# EXERCISE:
Write out each line of the material again, word for word.
--- BEGIN SUPPLIED RECORDS ---
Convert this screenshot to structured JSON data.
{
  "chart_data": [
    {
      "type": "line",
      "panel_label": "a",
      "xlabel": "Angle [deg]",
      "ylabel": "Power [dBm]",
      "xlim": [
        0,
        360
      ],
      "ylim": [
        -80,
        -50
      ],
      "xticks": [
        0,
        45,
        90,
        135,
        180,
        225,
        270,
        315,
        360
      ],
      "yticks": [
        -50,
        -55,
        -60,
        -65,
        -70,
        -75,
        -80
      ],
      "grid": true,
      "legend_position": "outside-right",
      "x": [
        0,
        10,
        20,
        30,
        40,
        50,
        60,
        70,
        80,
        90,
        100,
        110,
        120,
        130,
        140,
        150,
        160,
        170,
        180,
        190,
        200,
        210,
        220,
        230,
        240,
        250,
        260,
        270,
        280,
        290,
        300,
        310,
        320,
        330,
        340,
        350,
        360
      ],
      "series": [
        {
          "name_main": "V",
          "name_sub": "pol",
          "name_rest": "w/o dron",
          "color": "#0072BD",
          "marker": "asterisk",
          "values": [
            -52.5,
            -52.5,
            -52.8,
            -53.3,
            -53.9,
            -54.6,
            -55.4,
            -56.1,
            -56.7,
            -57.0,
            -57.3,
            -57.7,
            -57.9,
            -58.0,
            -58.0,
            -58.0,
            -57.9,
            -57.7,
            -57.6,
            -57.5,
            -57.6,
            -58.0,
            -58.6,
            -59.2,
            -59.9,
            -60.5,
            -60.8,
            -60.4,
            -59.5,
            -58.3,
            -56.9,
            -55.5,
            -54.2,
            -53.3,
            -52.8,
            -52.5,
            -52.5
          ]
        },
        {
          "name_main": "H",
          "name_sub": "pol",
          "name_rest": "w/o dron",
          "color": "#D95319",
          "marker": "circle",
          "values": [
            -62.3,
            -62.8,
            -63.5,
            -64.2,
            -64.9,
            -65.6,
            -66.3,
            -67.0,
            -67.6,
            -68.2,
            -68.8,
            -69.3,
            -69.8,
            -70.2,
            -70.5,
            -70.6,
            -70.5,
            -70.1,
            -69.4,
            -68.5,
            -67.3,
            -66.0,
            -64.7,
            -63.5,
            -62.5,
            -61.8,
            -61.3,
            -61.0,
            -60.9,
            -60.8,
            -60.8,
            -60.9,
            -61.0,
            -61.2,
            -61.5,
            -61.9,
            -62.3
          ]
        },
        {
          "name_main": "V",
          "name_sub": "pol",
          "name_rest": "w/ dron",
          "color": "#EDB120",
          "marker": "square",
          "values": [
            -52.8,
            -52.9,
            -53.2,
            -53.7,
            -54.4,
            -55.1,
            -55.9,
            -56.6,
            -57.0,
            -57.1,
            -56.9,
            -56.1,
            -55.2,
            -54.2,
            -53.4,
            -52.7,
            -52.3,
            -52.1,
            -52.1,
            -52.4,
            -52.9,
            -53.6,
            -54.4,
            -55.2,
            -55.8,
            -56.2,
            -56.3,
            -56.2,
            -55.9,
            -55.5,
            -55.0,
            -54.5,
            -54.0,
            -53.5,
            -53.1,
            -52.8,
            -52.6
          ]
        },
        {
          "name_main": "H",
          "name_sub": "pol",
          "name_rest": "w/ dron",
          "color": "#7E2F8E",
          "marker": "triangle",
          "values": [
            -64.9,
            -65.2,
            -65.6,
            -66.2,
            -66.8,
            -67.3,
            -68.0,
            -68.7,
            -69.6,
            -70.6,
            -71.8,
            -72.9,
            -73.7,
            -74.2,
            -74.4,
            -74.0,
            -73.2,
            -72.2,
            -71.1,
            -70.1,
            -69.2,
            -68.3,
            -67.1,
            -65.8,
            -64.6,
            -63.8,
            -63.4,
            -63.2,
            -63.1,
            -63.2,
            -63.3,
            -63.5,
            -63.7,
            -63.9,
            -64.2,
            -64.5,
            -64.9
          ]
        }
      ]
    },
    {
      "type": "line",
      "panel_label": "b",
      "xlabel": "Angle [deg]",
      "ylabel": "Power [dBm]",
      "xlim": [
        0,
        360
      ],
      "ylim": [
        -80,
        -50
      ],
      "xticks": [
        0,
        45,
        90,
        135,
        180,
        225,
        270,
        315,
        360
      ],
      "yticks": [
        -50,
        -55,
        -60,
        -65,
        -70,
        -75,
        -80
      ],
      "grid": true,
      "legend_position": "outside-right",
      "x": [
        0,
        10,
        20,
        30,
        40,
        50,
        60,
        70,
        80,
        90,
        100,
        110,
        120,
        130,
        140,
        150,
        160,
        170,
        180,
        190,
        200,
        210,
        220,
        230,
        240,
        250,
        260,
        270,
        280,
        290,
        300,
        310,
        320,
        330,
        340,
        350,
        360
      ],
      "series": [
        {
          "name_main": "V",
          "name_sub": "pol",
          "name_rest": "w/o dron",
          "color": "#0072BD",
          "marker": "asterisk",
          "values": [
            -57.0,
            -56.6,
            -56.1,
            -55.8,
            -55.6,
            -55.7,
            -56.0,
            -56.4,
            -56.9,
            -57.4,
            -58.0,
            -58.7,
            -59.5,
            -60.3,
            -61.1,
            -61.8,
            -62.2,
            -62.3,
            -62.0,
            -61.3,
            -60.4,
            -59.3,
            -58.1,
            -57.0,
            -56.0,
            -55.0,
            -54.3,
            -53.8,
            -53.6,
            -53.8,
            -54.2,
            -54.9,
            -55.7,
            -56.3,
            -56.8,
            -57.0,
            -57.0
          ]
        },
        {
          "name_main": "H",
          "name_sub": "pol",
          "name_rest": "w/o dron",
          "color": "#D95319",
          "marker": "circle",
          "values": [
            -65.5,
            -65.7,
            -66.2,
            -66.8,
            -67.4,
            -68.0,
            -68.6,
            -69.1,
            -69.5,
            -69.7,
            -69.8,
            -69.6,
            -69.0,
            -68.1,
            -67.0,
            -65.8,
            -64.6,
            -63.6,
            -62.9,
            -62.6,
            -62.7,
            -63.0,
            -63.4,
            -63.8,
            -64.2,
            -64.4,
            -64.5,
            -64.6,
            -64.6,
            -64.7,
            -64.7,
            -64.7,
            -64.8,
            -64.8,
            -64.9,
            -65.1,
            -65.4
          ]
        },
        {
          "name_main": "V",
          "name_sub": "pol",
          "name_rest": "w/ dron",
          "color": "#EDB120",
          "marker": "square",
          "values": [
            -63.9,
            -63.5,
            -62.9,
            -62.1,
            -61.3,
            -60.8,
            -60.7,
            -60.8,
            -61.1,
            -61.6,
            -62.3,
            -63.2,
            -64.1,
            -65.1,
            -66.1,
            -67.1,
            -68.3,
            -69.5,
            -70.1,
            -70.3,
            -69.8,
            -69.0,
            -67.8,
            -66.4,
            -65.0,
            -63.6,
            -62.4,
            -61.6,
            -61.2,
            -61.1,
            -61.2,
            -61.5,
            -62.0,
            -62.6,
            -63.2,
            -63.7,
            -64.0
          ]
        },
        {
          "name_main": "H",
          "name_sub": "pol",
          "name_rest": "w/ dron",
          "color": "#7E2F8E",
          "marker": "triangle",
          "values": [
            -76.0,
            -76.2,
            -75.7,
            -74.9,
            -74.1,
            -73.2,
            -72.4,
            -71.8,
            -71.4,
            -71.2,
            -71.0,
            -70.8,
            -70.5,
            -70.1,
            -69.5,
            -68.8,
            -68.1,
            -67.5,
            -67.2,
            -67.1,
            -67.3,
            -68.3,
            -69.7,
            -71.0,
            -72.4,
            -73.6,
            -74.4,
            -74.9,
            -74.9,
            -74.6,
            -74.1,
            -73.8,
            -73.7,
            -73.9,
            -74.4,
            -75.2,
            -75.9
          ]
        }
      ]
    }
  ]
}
--- END SUPPLIED RECORDS ---
# COMPLETED TASK:
Convert this screenshot to structured JSON data.
{
  "chart_data": [
    {
      "type": "line",
      "panel_label": "a",
      "xlabel": "Angle [deg]",
      "ylabel": "Power [dBm]",
      "xlim": [
        0,
        360
      ],
      "ylim": [
        -80,
        -50
      ],
      "xticks": [
        0,
        45,
        90,
        135,
        180,
        225,
        270,
        315,
        360
      ],
      "yticks": [
        -50,
        -55,
        -60,
        -65,
        -70,
        -75,
        -80
      ],
      "grid": true,
      "legend_position": "outside-right",
      "x": [
        0,
        10,
        20,
        30,
        40,
        50,
        60,
        70,
        80,
        90,
        100,
        110,
        120,
        130,
        140,
        150,
        160,
        170,
        180,
        190,
        200,
        210,
        220,
        230,
        240,
        250,
        260,
        270,
        280,
        290,
        300,
        310,
        320,
        330,
        340,
        350,
        360
      ],
      "series": [
        {
          "name_main": "V",
          "name_sub": "pol",
          "name_rest": "w/o dron",
          "color": "#0072BD",
          "marker": "asterisk",
          "values": [
            -52.5,
            -52.5,
            -52.8,
            -53.3,
            -53.9,
            -54.6,
            -55.4,
            -56.1,
            -56.7,
            -57.0,
            -57.3,
            -57.7,
            -57.9,
            -58.0,
            -58.0,
            -58.0,
            -57.9,
            -57.7,
            -57.6,
            -57.5,
            -57.6,
            -58.0,
            -58.6,
            -59.2,
            -59.9,
            -60.5,
            -60.8,
            -60.4,
            -59.5,
            -58.3,
            -56.9,
            -55.5,
            -54.2,
            -53.3,
            -52.8,
            -52.5,
            -52.5
          ]
        },
        {
          "name_main": "H",
          "name_sub": "pol",
          "name_rest": "w/o dron",
          "color": "#D95319",
          "marker": "circle",
          "values": [
            -62.3,
            -62.8,
            -63.5,
            -64.2,
            -64.9,
            -65.6,
            -66.3,
            -67.0,
            -67.6,
            -68.2,
            -68.8,
            -69.3,
            -69.8,
            -70.2,
            -70.5,
            -70.6,
            -70.5,
            -70.1,
            -69.4,
            -68.5,
            -67.3,
            -66.0,
            -64.7,
            -63.5,
            -62.5,
            -61.8,
            -61.3,
            -61.0,
            -60.9,
            -60.8,
            -60.8,
            -60.9,
            -61.0,
            -61.2,
            -61.5,
            -61.9,
            -62.3
          ]
        },
        {
          "name_main": "V",
          "name_sub": "pol",
          "name_rest": "w/ dron",
          "color": "#EDB120",
          "marker": "square",
          "values": [
            -52.8,
            -52.9,
            -53.2,
            -53.7,
            -54.4,
            -55.1,
            -55.9,
            -56.6,
            -57.0,
            -57.1,
            -56.9,
            -56.1,
            -55.2,
            -54.2,
            -53.4,
            -52.7,
            -52.3,
            -52.1,
            -52.1,
            -52.4,
            -52.9,
            -53.6,
            -54.4,
            -55.2,
            -55.8,
            -56.2,
            -56.3,
            -56.2,
            -55.9,
            -55.5,
            -55.0,
            -54.5,
            -54.0,
            -53.5,
            -53.1,
            -52.8,
            -52.6
          ]
        },
        {
          "name_main": "H",
          "name_sub": "pol",
          "name_rest": "w/ dron",
          "color": "#7E2F8E",
          "marker": "triangle",
          "values": [
            -64.9,
            -65.2,
            -65.6,
            -66.2,
            -66.8,
            -67.3,
            -68.0,
            -68.7,
            -69.6,
            -70.6,
            -71.8,
            -72.9,
            -73.7,
            -74.2,
            -74.4,
            -74.0,
            -73.2,
            -72.2,
            -71.1,
            -70.1,
            -69.2,
            -68.3,
            -67.1,
            -65.8,
            -64.6,
            -63.8,
            -63.4,
            -63.2,
            -63.1,
            -63.2,
            -63.3,
            -63.5,
            -63.7,
            -63.9,
            -64.2,
            -64.5,
            -64.9
          ]
        }
      ]
    },
    {
      "type": "line",
      "panel_label": "b",
      "xlabel": "Angle [deg]",
      "ylabel": "Power [dBm]",
      "xlim": [
        0,
        360
      ],
      "ylim": [
        -80,
        -50
      ],
      "xticks": [
        0,
        45,
        90,
        135,
        180,
        225,
        270,
        315,
        360
      ],
      "yticks": [
        -50,
        -55,
        -60,
        -65,
        -70,
        -75,
        -80
      ],
      "grid": true,
      "legend_position": "outside-right",
      "x": [
        0,
        10,
        20,
        30,
        40,
        50,
        60,
        70,
        80,
        90,
        100,
        110,
        120,
        130,
        140,
        150,
        160,
        170,
        180,
        190,
        200,
        210,
        220,
        230,
        240,
        250,
        260,
        270,
        280,
        290,
        300,
        310,
        320,
        330,
        340,
        350,
        360
      ],
      "series": [
        {
          "name_main": "V",
          "name_sub": "pol",
          "name_rest": "w/o dron",
          "color": "#0072BD",
          "marker": "asterisk",
          "values": [
            -57.0,
            -56.6,
            -56.1,
            -55.8,
            -55.6,
            -55.7,
            -56.0,
            -56.4,
            -56.9,
            -57.4,
            -58.0,
            -58.7,
            -59.5,
            -60.3,
            -61.1,
            -61.8,
            -62.2,
            -62.3,
            -62.0,
            -61.3,
            -60.4,
            -59.3,
            -58.1,
            -57.0,
            -56.0,
            -55.0,
            -54.3,
            -53.8,
            -53.6,
            -53.8,
            -54.2,
            -54.9,
            -55.7,
            -56.3,
            -56.8,
            -57.0,
            -57.0
          ]
        },
        {
          "name_main": "H",
          "name_sub": "pol",
          "name_rest": "w/o dron",
          "color": "#D95319",
          "marker": "circle",
          "values": [
            -65.5,
            -65.7,
            -66.2,
            -66.8,
            -67.4,
            -68.0,
            -68.6,
            -69.1,
            -69.5,
            -69.7,
            -69.8,
            -69.6,
            -69.0,
            -68.1,
            -67.0,
            -65.8,
            -64.6,
            -63.6,
            -62.9,
            -62.6,
            -62.7,
            -63.0,
            -63.4,
            -63.8,
            -64.2,
            -64.4,
            -64.5,
            -64.6,
            -64.6,
            -64.7,
            -64.7,
            -64.7,
            -64.8,
            -64.8,
            -64.9,
            -65.1,
            -65.4
          ]
        },
        {
          "name_main": "V",
          "name_sub": "pol",
          "name_rest": "w/ dron",
          "color": "#EDB120",
          "marker": "square",
          "values": [
            -63.9,
            -63.5,
            -62.9,
            -62.1,
            -61.3,
            -60.8,
            -60.7,
            -60.8,
            -61.1,
            -61.6,
            -62.3,
            -63.2,
            -64.1,
            -65.1,
            -66.1,
            -67.1,
            -68.3,
            -69.5,
            -70.1,
            -70.3,
            -69.8,
            -69.0,
            -67.8,
            -66.4,
            -65.0,
            -63.6,
            -62.4,
            -61.6,
            -61.2,
            -61.1,
            -61.2,
            -61.5,
            -62.0,
            -62.6,
            -63.2,
            -63.7,
            -64.0
          ]
        },
        {
          "name_main": "H",
          "name_sub": "pol",
          "name_rest": "w/ dron",
          "color": "#7E2F8E",
          "marker": "triangle",
          "values": [
            -76.0,
            -76.2,
            -75.7,
            -74.9,
            -74.1,
            -73.2,
            -72.4,
            -71.8,
            -71.4,
            -71.2,
            -71.0,
            -70.8,
            -70.5,
            -70.1,
            -69.5,
            -68.8,
            -68.1,
            -67.5,
            -67.2,
            -67.1,
            -67.3,
            -68.3,
            -69.7,
            -71.0,
            -72.4,
            -73.6,
            -74.4,
            -74.9,
            -74.9,
            -74.6,
            -74.1,
            -73.8,
            -73.7,
            -73.9,
            -74.4,
            -75.2,
            -75.9
          ]
        }
      ]
    }
  ]
}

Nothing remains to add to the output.